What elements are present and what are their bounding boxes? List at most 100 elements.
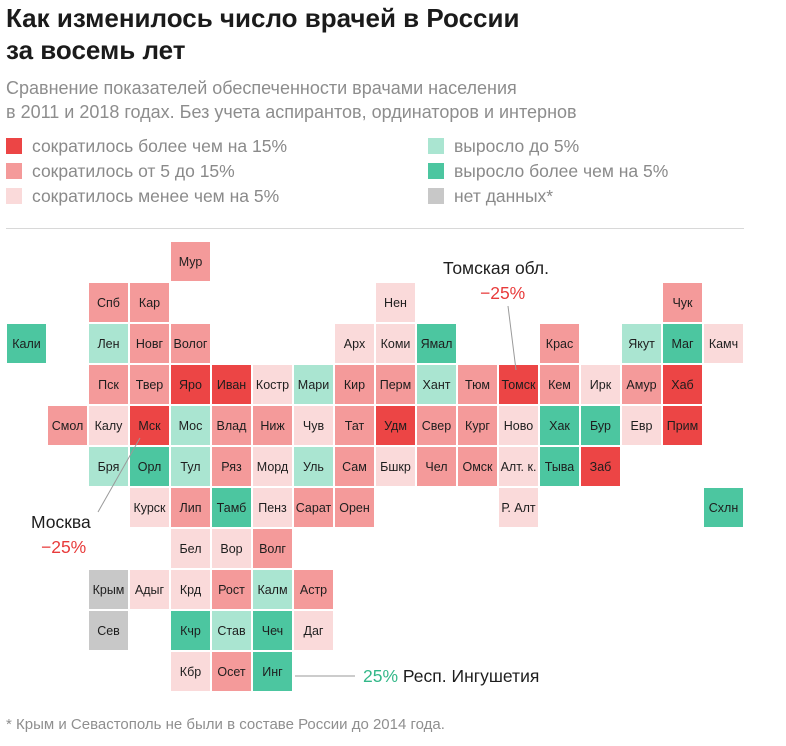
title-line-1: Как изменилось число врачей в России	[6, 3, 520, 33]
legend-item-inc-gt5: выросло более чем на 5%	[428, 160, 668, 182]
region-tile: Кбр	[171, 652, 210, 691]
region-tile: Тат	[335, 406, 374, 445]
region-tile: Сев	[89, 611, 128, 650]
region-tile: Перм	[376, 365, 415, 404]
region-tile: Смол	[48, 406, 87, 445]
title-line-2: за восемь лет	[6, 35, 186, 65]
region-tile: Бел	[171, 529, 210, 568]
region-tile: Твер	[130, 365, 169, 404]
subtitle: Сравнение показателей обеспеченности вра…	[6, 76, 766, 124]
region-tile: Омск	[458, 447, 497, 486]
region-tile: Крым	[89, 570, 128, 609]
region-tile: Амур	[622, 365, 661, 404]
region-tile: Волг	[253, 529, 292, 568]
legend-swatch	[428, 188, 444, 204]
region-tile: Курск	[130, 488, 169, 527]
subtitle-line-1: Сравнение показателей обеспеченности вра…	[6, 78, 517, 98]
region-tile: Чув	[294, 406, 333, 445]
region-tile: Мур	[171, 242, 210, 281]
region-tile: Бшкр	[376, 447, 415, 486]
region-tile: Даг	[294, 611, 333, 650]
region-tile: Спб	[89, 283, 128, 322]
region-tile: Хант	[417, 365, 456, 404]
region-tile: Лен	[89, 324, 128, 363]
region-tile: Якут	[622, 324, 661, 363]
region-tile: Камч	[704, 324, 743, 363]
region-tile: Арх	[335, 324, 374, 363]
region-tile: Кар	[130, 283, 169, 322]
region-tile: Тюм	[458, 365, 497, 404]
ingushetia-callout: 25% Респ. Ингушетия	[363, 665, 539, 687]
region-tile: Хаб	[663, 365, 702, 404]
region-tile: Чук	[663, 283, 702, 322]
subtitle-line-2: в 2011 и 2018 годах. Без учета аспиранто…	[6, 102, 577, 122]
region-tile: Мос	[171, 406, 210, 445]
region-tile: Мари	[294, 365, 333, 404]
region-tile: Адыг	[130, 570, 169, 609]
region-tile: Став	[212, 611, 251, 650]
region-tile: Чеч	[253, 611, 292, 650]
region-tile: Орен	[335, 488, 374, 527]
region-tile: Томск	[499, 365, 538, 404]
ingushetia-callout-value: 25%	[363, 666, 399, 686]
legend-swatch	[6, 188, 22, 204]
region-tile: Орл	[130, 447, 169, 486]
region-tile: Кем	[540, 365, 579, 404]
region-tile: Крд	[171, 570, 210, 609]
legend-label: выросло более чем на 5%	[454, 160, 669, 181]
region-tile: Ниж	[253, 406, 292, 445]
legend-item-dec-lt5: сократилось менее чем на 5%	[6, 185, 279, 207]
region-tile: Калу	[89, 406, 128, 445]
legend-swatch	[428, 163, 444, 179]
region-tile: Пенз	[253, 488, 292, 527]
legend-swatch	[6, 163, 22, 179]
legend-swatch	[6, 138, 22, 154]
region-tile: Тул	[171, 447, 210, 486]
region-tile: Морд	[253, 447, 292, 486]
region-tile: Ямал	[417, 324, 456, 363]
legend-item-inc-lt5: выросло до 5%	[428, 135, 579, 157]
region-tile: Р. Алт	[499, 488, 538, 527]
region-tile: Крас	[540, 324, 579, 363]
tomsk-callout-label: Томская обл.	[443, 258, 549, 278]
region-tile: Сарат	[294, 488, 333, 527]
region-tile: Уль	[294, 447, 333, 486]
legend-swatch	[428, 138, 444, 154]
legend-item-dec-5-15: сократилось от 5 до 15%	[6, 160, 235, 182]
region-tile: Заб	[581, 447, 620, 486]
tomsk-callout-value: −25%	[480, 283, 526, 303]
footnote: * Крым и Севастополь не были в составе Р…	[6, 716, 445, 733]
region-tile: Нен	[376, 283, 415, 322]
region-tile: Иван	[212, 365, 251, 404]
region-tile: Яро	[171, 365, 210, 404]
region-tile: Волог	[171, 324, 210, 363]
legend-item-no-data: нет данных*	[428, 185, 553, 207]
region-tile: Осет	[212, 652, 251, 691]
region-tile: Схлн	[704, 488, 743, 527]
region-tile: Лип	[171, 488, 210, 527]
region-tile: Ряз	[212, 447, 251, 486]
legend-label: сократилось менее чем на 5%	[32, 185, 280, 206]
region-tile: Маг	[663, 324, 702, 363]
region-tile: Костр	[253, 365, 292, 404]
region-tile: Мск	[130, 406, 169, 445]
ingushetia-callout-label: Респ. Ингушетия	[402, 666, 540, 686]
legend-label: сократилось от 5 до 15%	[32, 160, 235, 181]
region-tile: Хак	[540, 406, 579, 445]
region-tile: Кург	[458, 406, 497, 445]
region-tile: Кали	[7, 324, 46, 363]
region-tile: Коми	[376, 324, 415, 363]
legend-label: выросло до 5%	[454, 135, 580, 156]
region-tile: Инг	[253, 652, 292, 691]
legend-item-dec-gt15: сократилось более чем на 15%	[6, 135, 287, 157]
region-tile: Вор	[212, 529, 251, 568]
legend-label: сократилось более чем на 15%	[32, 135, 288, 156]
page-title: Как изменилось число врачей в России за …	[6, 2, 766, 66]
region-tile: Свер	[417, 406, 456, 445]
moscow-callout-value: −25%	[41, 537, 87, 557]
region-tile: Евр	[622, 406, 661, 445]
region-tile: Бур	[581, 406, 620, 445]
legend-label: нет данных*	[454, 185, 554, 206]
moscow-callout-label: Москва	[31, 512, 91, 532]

==

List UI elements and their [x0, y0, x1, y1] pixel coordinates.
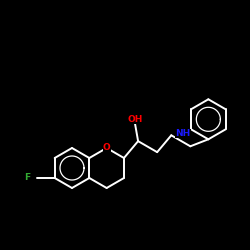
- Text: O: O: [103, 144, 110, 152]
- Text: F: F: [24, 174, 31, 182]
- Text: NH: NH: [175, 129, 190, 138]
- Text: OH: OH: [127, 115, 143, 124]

### Problem statement
Output every row from the line containing "What elements are" down to the line containing "242, 210, 281]", both included, without any pictures.

### Written solution
What elements are present and what are their bounding boxes? List at most 100 elements.
title-line-1: Как изменилось число врачей в России	[6, 3, 520, 33]
legend-item-inc-gt5: выросло более чем на 5%	[428, 160, 668, 182]
region-tile: Кбр	[171, 652, 210, 691]
region-tile: Тат	[335, 406, 374, 445]
region-tile: Сев	[89, 611, 128, 650]
region-tile: Перм	[376, 365, 415, 404]
region-tile: Смол	[48, 406, 87, 445]
title-line-2: за восемь лет	[6, 35, 186, 65]
region-tile: Бел	[171, 529, 210, 568]
region-tile: Твер	[130, 365, 169, 404]
subtitle: Сравнение показателей обеспеченности вра…	[6, 76, 766, 124]
region-tile: Омск	[458, 447, 497, 486]
region-tile: Крым	[89, 570, 128, 609]
region-tile: Амур	[622, 365, 661, 404]
region-tile: Волг	[253, 529, 292, 568]
legend-swatch	[428, 188, 444, 204]
region-tile: Курск	[130, 488, 169, 527]
subtitle-line-1: Сравнение показателей обеспеченности вра…	[6, 78, 517, 98]
region-tile: Чув	[294, 406, 333, 445]
region-tile: Мур	[171, 242, 210, 281]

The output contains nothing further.